Task details: Return the listing below in full, with every line exactly as it is.

Records supplied:

========================

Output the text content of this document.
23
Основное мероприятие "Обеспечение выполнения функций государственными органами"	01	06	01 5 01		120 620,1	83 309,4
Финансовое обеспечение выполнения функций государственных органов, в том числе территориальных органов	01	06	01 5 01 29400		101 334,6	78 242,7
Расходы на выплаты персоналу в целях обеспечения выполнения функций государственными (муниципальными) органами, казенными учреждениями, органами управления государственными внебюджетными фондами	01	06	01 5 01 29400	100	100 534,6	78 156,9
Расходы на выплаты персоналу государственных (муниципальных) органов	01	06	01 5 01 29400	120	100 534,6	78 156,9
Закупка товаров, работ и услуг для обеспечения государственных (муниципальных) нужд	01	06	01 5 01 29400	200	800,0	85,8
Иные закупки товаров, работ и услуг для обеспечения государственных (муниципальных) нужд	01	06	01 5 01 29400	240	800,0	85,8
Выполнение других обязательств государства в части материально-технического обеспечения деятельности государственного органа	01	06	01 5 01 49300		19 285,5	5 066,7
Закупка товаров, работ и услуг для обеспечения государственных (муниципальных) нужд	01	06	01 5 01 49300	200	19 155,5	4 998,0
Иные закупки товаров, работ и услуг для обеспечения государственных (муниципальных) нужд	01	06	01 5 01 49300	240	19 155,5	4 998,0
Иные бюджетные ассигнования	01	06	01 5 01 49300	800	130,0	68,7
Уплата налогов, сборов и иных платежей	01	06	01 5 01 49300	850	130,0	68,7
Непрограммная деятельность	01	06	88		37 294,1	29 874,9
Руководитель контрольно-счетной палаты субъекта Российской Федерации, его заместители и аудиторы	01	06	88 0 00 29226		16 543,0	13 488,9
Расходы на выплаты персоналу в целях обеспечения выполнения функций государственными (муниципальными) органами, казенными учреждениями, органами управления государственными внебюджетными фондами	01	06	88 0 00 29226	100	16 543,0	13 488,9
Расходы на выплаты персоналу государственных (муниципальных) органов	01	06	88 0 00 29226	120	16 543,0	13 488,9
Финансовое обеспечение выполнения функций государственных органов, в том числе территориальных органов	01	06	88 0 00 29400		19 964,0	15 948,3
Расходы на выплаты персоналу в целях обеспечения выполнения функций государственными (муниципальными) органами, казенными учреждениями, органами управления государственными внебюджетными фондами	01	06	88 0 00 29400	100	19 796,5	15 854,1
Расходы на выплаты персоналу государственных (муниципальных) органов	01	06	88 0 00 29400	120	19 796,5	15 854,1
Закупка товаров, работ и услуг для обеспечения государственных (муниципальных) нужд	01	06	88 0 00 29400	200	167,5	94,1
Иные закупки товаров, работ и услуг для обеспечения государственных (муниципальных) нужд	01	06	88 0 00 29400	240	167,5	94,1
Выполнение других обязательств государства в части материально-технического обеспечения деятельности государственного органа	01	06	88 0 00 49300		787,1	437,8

========================

Solved exercise:
Output the text content of this document.
23
Основное мероприятие "Обеспечение выполнения функций государственными органами"	01	06	01 5 01		120 620,1	83 309,4
Финансовое обеспечение выполнения функций государственных органов, в том числе территориальных органов	01	06	01 5 01 29400		101 334,6	78 242,7
Расходы на выплаты персоналу в целях обеспечения выполнения функций государственными (муниципальными) органами, казенными учреждениями, органами управления государственными внебюджетными фондами	01	06	01 5 01 29400	100	100 534,6	78 156,9
Расходы на выплаты персоналу государственных (муниципальных) органов	01	06	01 5 01 29400	120	100 534,6	78 156,9
Закупка товаров, работ и услуг для обеспечения государственных (муниципальных) нужд	01	06	01 5 01 29400	200	800,0	85,8
Иные закупки товаров, работ и услуг для обеспечения государственных (муниципальных) нужд	01	06	01 5 01 29400	240	800,0	85,8
Выполнение других обязательств государства в части материально-технического обеспечения деятельности государственного органа	01	06	01 5 01 49300		19 285,5	5 066,7
Закупка товаров, работ и услуг для обеспечения государственных (муниципальных) нужд	01	06	01 5 01 49300	200	19 155,5	4 998,0
Иные закупки товаров, работ и услуг для обеспечения государственных (муниципальных) нужд	01	06	01 5 01 49300	240	19 155,5	4 998,0
Иные бюджетные ассигнования	01	06	01 5 01 49300	800	130,0	68,7
Уплата налогов, сборов и иных платежей	01	06	01 5 01 49300	850	130,0	68,7
Непрограммная деятельность	01	06	88		37 294,1	29 874,9
Руководитель контрольно-счетной палаты субъекта Российской Федерации, его заместители и аудиторы	01	06	88 0 00 29226		16 543,0	13 488,9
Расходы на выплаты персоналу в целях обеспечения выполнения функций государственными (муниципальными) органами, казенными учреждениями, органами управления государственными внебюджетными фондами	01	06	88 0 00 29226	100	16 543,0	13 488,9
Расходы на выплаты персоналу государственных (муниципальных) органов	01	06	88 0 00 29226	120	16 543,0	13 488,9
Финансовое обеспечение выполнения функций государственных органов, в том числе территориальных органов	01	06	88 0 00 29400		19 964,0	15 948,3
Расходы на выплаты персоналу в целях обеспечения выполнения функций государственными (муниципальными) органами, казенными учреждениями, органами управления государственными внебюджетными фондами	01	06	88 0 00 29400	100	19 796,5	15 854,1
Расходы на выплаты персоналу государственных (муниципальных) органов	01	06	88 0 00 29400	120	19 796,5	15 854,1
Закупка товаров, работ и услуг для обеспечения государственных (муниципальных) нужд	01	06	88 0 00 29400	200	167,5	94,1
Иные закупки товаров, работ и услуг для обеспечения государственных (муниципальных) нужд	01	06	88 0 00 29400	240	167,5	94,1
Выполнение других обязательств государства в части материально-технического обеспечения деятельности государственного органа	01	06	88 0 00 49300		787,1	437,8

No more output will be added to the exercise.